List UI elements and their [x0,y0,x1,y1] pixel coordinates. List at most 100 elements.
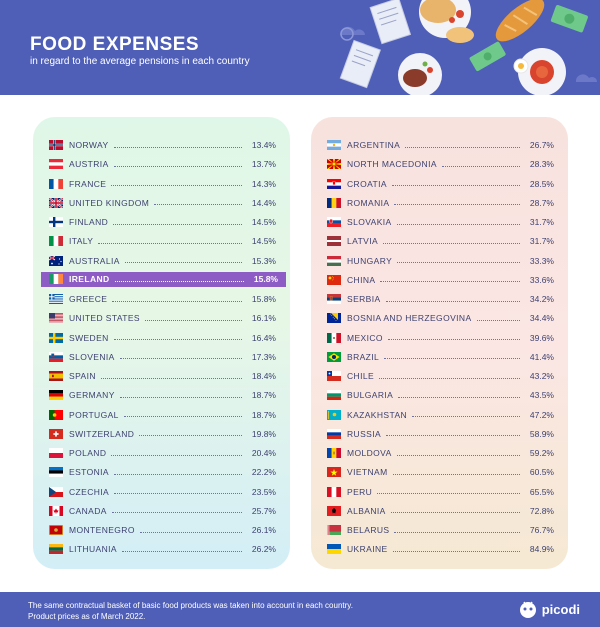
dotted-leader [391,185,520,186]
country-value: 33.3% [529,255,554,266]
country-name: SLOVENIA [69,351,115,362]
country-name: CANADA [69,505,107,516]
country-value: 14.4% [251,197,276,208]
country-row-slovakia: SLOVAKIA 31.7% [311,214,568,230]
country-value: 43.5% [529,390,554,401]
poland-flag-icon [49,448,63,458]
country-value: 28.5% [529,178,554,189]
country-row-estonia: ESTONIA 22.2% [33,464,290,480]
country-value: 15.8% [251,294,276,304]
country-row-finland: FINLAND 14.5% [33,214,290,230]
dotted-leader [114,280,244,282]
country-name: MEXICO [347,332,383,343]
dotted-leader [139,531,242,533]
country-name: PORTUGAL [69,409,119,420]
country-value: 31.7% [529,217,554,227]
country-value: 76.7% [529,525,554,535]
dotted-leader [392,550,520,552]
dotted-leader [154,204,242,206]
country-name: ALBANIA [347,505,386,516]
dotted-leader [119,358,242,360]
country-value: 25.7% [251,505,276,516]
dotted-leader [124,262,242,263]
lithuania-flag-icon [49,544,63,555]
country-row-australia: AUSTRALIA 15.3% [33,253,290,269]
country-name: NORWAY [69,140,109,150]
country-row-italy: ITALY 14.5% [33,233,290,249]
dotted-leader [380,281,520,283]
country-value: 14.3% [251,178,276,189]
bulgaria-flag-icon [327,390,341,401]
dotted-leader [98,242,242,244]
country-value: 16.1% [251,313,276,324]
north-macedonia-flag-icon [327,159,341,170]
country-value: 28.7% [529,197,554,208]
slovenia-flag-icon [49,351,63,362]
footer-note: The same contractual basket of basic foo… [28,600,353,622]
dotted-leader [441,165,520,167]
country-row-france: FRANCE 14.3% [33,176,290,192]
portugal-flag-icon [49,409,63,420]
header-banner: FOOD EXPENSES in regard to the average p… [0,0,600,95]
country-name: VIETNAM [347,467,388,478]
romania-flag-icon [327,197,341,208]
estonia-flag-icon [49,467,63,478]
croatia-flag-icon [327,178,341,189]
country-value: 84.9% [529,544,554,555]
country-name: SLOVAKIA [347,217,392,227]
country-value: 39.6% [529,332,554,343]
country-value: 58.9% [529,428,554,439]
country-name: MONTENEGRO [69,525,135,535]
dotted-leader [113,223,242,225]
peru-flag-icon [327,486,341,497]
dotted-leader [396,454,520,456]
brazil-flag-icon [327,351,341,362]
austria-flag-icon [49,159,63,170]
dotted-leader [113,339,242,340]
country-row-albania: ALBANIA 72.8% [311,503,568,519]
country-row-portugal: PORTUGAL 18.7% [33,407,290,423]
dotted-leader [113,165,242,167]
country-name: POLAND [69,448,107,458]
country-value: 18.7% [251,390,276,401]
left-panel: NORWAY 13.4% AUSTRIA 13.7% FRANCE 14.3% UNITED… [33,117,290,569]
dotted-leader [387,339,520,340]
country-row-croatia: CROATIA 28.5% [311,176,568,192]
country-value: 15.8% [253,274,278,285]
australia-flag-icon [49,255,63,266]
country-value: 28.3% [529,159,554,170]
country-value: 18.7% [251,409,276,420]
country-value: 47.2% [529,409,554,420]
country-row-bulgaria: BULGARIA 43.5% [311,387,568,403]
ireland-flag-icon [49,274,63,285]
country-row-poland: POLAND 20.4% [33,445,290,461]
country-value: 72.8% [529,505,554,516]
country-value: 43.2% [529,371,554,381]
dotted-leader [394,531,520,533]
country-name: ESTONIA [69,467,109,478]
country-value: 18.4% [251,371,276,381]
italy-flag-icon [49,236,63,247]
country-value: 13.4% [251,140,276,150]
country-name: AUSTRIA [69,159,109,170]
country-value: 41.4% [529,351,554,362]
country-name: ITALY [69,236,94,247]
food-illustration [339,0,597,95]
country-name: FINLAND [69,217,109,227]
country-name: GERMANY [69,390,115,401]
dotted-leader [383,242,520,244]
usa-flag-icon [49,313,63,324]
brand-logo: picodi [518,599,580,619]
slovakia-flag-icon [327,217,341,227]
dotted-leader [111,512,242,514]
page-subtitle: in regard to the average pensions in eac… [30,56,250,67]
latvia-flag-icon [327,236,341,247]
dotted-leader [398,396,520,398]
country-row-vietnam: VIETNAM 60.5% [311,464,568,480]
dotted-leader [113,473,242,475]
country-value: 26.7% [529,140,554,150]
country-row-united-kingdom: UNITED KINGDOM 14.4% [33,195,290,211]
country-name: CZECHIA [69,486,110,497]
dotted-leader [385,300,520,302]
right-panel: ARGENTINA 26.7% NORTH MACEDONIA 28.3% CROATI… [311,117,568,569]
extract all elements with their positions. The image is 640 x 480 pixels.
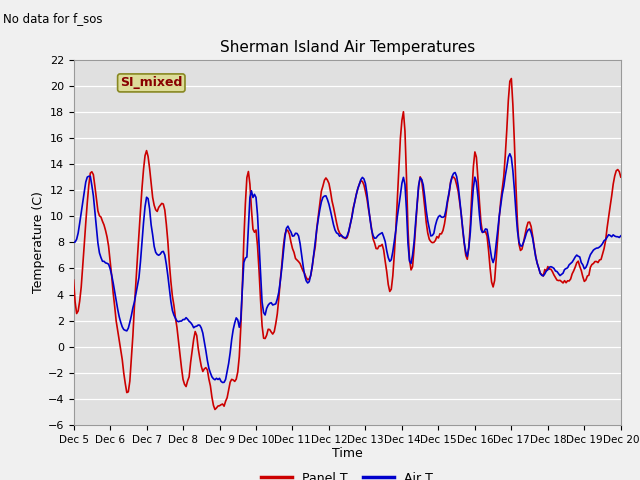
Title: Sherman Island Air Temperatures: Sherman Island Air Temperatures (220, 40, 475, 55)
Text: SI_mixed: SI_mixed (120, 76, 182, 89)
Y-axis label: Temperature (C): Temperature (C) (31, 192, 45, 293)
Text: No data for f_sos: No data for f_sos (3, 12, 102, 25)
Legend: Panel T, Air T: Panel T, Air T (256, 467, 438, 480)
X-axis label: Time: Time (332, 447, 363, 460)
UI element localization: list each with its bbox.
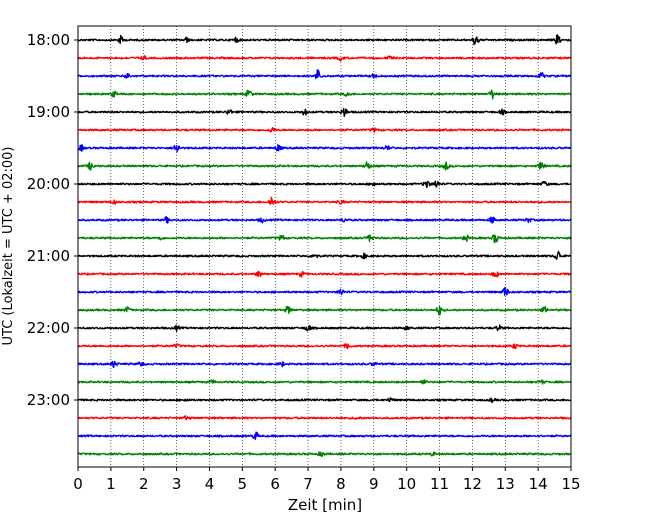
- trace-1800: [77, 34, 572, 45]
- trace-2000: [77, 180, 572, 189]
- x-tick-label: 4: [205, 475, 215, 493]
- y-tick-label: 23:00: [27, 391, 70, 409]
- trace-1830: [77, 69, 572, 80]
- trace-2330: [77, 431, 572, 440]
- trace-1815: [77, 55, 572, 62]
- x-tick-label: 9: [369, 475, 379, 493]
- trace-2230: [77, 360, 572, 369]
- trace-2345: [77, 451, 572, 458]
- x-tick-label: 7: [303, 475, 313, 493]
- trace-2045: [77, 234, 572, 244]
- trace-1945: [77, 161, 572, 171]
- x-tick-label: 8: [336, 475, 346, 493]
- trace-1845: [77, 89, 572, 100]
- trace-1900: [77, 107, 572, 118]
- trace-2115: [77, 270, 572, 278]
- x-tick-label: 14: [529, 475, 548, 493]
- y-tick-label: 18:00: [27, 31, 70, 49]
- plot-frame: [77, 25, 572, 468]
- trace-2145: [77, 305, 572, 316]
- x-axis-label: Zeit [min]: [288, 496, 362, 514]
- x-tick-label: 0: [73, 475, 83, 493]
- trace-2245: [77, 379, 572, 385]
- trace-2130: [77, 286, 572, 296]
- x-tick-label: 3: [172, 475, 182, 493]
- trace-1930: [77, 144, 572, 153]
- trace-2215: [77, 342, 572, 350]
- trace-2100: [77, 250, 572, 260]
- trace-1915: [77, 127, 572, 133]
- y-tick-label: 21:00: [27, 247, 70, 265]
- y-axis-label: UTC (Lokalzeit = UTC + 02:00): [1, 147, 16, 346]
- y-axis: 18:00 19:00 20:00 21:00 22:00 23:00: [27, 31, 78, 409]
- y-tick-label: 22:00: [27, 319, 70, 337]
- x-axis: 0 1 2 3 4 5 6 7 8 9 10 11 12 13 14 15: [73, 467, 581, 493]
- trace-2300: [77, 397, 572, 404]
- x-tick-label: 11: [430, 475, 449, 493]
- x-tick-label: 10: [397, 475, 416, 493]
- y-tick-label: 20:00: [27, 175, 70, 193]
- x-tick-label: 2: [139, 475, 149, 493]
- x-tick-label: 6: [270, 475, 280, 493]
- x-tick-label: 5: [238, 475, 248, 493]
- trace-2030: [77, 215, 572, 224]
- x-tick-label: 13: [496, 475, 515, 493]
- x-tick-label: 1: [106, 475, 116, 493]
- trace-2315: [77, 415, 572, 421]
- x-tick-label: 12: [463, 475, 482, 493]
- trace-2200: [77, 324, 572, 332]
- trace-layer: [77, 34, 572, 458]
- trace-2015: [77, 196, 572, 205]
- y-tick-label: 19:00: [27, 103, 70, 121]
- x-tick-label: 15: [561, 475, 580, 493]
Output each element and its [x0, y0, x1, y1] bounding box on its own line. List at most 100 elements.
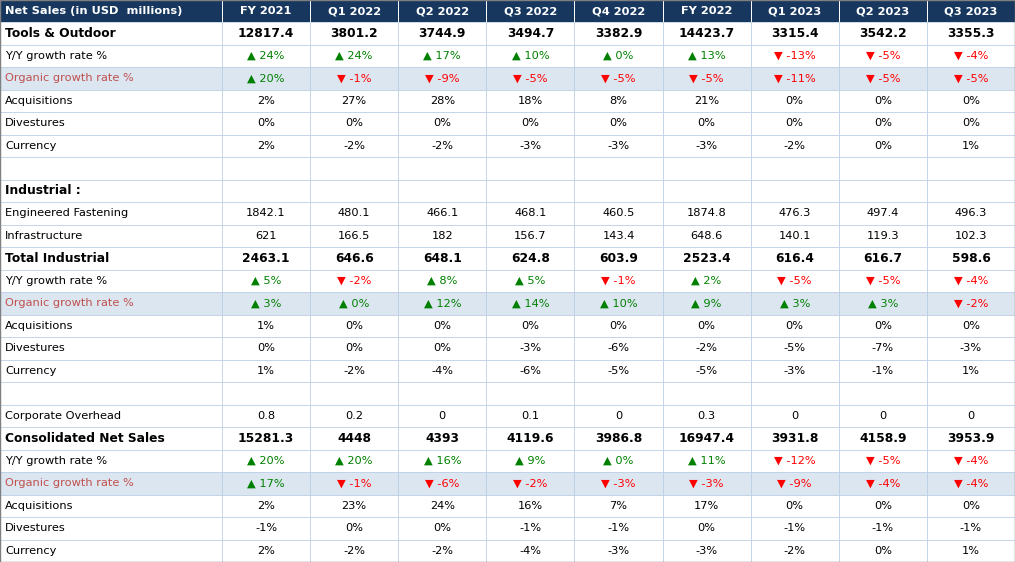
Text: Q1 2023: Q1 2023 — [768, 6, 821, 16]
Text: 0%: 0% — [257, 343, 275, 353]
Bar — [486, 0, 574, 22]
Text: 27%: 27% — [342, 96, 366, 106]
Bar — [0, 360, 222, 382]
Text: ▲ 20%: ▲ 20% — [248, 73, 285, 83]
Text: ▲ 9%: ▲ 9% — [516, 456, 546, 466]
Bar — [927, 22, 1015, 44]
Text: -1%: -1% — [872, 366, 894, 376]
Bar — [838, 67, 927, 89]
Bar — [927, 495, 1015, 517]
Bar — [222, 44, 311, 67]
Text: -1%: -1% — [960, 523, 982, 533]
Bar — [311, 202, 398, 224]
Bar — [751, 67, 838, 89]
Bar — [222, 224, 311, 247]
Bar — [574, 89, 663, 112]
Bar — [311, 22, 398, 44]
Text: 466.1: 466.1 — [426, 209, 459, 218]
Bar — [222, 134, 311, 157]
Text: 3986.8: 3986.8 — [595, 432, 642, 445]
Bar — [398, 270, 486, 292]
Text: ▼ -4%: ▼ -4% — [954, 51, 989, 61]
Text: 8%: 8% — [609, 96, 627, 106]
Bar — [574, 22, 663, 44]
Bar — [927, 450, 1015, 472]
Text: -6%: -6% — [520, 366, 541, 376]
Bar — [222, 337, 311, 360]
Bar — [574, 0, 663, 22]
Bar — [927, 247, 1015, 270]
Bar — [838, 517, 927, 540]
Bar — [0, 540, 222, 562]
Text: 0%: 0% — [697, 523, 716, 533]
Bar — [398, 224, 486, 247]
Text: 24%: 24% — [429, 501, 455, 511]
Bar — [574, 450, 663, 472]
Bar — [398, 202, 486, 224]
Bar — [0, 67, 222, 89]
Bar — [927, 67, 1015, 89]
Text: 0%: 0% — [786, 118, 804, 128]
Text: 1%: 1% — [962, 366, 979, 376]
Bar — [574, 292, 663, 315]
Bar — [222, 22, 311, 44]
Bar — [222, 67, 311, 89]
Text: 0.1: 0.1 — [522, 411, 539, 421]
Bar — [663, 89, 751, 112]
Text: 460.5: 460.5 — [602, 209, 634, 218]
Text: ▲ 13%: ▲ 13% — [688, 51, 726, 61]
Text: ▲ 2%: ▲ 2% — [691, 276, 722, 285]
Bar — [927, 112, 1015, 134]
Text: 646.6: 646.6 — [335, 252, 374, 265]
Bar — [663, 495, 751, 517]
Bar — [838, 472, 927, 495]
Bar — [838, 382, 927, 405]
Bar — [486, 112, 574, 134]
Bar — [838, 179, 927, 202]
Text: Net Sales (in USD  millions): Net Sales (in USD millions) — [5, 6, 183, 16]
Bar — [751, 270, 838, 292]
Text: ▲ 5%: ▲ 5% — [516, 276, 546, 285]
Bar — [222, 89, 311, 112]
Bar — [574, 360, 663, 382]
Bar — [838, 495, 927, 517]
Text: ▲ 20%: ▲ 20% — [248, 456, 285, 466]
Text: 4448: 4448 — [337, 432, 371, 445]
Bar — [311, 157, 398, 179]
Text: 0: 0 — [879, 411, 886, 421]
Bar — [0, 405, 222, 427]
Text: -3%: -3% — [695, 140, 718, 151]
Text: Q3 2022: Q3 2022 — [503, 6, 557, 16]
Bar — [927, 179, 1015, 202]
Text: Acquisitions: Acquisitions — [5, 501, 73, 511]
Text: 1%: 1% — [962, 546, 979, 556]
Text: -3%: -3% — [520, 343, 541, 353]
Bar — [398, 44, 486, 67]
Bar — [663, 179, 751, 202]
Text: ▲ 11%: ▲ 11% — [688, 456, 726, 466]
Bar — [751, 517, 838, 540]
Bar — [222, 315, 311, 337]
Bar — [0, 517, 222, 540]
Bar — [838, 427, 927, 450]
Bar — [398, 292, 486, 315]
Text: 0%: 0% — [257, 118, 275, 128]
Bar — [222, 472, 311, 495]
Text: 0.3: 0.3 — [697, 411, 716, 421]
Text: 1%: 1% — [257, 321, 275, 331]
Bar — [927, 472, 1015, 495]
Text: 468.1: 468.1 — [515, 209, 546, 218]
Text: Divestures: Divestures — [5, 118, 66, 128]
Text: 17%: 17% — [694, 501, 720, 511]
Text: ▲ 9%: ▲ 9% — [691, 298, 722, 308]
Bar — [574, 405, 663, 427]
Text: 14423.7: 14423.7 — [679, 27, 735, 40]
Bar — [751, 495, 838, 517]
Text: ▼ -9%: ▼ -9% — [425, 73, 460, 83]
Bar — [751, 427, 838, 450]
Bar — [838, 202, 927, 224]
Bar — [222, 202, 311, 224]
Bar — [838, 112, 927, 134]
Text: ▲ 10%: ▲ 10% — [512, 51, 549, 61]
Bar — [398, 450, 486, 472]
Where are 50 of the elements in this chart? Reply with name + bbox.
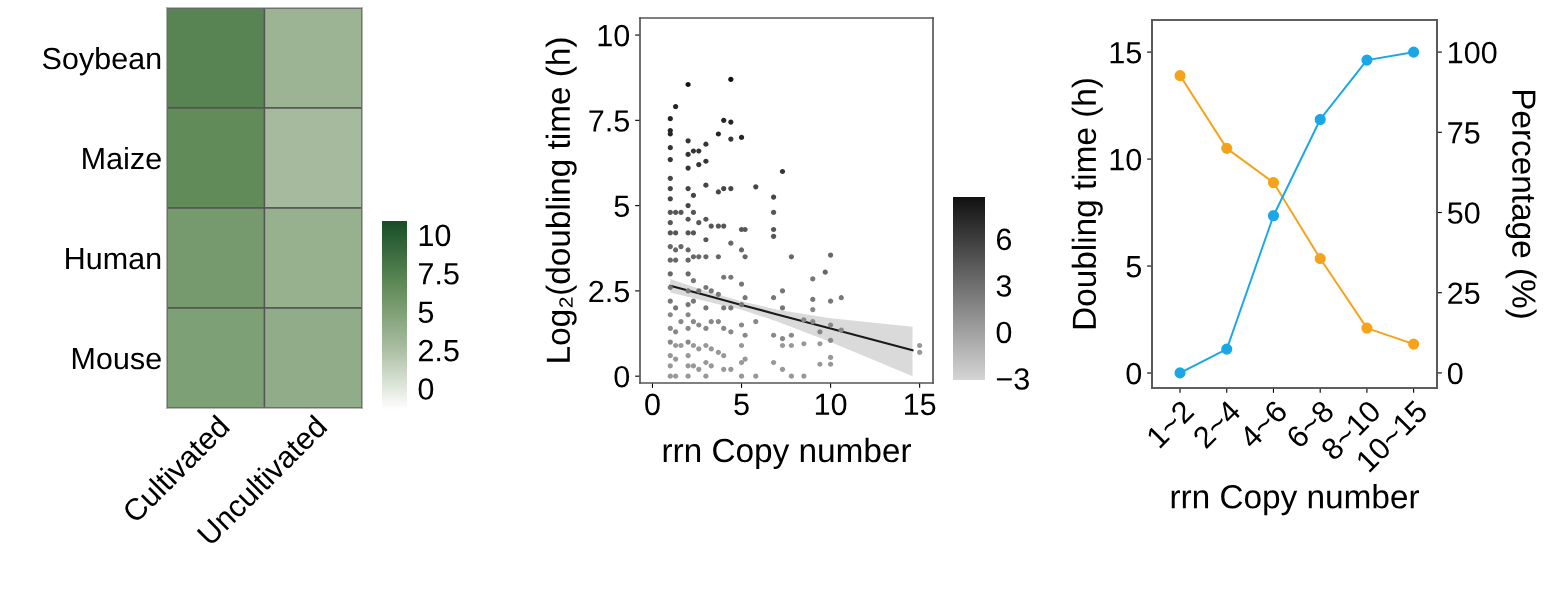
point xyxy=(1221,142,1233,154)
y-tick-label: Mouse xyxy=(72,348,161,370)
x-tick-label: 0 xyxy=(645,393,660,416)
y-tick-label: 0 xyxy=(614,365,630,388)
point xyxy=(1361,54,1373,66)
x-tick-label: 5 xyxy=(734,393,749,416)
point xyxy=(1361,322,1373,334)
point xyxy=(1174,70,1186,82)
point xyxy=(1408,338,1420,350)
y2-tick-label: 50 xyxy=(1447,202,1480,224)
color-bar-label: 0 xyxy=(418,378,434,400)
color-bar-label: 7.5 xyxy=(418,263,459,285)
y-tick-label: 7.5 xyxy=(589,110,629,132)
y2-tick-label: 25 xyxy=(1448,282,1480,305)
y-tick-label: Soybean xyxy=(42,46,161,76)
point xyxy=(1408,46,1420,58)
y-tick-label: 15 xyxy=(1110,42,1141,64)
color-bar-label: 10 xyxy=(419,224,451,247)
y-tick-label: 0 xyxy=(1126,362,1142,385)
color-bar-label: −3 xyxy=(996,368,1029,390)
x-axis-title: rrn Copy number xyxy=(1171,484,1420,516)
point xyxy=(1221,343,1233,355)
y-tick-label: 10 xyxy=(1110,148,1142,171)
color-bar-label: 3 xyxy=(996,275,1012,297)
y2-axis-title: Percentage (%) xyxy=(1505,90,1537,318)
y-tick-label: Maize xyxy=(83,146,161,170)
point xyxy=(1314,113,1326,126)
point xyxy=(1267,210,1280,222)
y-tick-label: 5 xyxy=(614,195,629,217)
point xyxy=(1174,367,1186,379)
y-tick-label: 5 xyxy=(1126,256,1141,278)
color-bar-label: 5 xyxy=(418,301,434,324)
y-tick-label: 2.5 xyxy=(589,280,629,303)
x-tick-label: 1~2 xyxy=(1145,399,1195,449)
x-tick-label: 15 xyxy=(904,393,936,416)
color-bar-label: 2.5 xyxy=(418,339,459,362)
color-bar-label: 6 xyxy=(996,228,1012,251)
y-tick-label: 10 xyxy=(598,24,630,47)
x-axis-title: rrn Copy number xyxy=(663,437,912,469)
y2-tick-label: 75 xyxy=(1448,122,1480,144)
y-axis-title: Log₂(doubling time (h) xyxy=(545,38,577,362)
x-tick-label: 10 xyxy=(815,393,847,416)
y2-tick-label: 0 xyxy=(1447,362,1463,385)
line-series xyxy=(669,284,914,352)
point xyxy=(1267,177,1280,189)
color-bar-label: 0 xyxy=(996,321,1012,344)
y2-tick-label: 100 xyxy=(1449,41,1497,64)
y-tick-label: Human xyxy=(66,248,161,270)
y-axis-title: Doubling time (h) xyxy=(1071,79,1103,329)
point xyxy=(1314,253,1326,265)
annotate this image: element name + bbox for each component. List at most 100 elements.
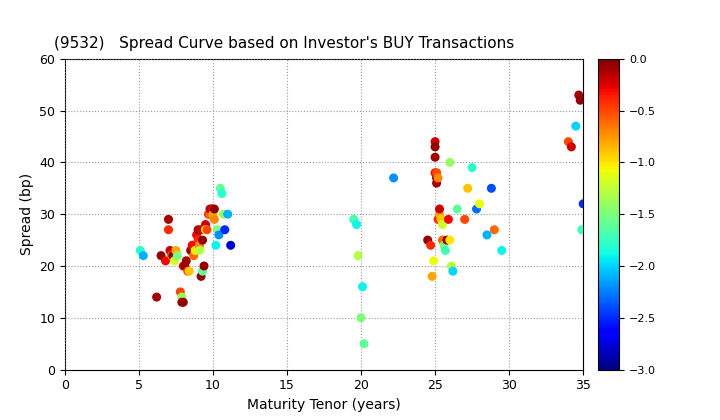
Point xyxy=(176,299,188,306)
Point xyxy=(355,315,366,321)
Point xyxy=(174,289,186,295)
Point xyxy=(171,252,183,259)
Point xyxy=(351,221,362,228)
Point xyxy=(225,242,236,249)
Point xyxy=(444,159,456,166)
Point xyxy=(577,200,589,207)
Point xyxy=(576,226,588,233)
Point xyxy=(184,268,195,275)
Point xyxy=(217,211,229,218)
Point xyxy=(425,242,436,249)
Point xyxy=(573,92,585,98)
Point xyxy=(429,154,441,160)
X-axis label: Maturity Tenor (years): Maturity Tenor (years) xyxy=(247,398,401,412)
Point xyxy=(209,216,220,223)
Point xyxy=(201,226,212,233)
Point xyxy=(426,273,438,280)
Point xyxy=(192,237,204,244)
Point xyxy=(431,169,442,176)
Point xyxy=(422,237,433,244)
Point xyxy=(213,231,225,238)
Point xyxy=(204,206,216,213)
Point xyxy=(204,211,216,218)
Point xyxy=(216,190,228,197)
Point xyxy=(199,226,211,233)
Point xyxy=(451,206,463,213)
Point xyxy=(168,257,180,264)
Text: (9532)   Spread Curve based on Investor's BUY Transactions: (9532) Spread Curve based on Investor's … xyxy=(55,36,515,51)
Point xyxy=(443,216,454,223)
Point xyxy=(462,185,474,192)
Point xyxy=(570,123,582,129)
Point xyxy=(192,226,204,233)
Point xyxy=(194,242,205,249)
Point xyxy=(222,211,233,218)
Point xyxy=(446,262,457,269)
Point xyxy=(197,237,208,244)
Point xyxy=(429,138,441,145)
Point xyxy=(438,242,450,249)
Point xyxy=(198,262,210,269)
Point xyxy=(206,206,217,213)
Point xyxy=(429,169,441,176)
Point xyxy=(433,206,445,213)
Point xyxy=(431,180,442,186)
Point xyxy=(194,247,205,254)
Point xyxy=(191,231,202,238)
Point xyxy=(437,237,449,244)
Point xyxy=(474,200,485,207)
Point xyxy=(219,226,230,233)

DO THIS >>
Return, character for character, the lines from the one containing "point xyxy=(1221,142,1233,154)" through the one containing "y2-axis-title: Percentage (%)", with both of those lines included.

RESULT OF THIS TASK >>
point xyxy=(1221,142,1233,154)
y-tick-label: Mouse xyxy=(72,348,161,370)
x-tick-label: 0 xyxy=(645,393,660,416)
y-tick-label: 0 xyxy=(614,365,630,388)
point xyxy=(1361,54,1373,66)
x-tick-label: 5 xyxy=(734,393,749,416)
point xyxy=(1361,322,1373,334)
point xyxy=(1174,70,1186,82)
point xyxy=(1408,338,1420,350)
y2-tick-label: 50 xyxy=(1447,202,1480,224)
color-bar-label: 0 xyxy=(418,378,434,400)
color-bar-label: 7.5 xyxy=(418,263,459,285)
y-tick-label: 7.5 xyxy=(589,110,629,132)
y2-tick-label: 25 xyxy=(1448,282,1480,305)
y-tick-label: Soybean xyxy=(42,46,161,76)
point xyxy=(1408,46,1420,58)
y-tick-label: 15 xyxy=(1110,42,1141,64)
color-bar-label: 10 xyxy=(419,224,451,247)
y-tick-label: 0 xyxy=(1126,362,1142,385)
color-bar-label: −3 xyxy=(996,368,1029,390)
x-axis-title: rrn Copy number xyxy=(1171,484,1420,516)
point xyxy=(1221,343,1233,355)
y-tick-label: 10 xyxy=(1110,148,1142,171)
color-bar-label: 3 xyxy=(996,275,1012,297)
y2-axis-title: Percentage (%) xyxy=(1505,90,1537,318)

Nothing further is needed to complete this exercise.